**Directions:** Copy out every record below, word for word.

§

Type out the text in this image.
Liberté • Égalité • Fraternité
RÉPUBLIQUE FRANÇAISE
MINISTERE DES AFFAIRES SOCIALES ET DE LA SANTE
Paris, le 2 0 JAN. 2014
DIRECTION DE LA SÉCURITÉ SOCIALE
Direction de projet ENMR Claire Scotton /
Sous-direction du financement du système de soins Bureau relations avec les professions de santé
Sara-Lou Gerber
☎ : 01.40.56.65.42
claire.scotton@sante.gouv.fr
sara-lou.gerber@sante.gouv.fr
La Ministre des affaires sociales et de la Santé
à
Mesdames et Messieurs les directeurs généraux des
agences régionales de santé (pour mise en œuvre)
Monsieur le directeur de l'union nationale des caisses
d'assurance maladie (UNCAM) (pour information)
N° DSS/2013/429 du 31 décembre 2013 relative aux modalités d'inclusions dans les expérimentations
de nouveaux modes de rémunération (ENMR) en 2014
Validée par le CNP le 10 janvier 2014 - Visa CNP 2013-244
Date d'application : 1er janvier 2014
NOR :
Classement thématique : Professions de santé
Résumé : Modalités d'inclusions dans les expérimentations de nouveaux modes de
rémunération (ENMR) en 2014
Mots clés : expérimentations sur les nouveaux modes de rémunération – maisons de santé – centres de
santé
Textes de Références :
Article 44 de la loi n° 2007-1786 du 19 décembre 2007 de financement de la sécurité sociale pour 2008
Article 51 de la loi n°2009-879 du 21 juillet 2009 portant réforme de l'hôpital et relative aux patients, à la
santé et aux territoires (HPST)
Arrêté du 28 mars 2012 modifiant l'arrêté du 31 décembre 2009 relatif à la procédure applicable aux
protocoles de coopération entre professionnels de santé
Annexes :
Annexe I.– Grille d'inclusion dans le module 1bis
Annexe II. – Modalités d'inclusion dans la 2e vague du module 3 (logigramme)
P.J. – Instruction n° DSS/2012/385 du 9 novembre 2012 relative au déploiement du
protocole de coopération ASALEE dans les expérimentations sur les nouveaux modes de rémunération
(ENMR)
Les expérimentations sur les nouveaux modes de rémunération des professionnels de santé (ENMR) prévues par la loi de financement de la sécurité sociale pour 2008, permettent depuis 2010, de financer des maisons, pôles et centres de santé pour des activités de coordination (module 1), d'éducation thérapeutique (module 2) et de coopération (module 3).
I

§

**Your response:**
Type out the text in this image.
Liberté • Égalité • Fraternité
RÉPUBLIQUE FRANÇAISE
MINISTERE DES AFFAIRES SOCIALES ET DE LA SANTE
Paris, le 2 0 JAN. 2014
DIRECTION DE LA SÉCURITÉ SOCIALE
Direction de projet ENMR Claire Scotton /
Sous-direction du financement du système de soins Bureau relations avec les professions de santé
Sara-Lou Gerber
☎ : 01.40.56.65.42
claire.scotton@sante.gouv.fr
sara-lou.gerber@sante.gouv.fr
La Ministre des affaires sociales et de la Santé
à
Mesdames et Messieurs les directeurs généraux des
agences régionales de santé (pour mise en œuvre)
Monsieur le directeur de l'union nationale des caisses
d'assurance maladie (UNCAM) (pour information)
N° DSS/2013/429 du 31 décembre 2013 relative aux modalités d'inclusions dans les expérimentations
de nouveaux modes de rémunération (ENMR) en 2014
Validée par le CNP le 10 janvier 2014 - Visa CNP 2013-244
Date d'application : 1er janvier 2014
NOR :
Classement thématique : Professions de santé
Résumé : Modalités d'inclusions dans les expérimentations de nouveaux modes de
rémunération (ENMR) en 2014
Mots clés : expérimentations sur les nouveaux modes de rémunération – maisons de santé – centres de
santé
Textes de Références :
Article 44 de la loi n° 2007-1786 du 19 décembre 2007 de financement de la sécurité sociale pour 2008
Article 51 de la loi n°2009-879 du 21 juillet 2009 portant réforme de l'hôpital et relative aux patients, à la
santé et aux territoires (HPST)
Arrêté du 28 mars 2012 modifiant l'arrêté du 31 décembre 2009 relatif à la procédure applicable aux
protocoles de coopération entre professionnels de santé
Annexes :
Annexe I.– Grille d'inclusion dans le module 1bis
Annexe II. – Modalités d'inclusion dans la 2e vague du module 3 (logigramme)
P.J. – Instruction n° DSS/2012/385 du 9 novembre 2012 relative au déploiement du
protocole de coopération ASALEE dans les expérimentations sur les nouveaux modes de rémunération
(ENMR)
Les expérimentations sur les nouveaux modes de rémunération des professionnels de santé (ENMR) prévues par la loi de financement de la sécurité sociale pour 2008, permettent depuis 2010, de financer des maisons, pôles et centres de santé pour des activités de coordination (module 1), d'éducation thérapeutique (module 2) et de coopération (module 3).
I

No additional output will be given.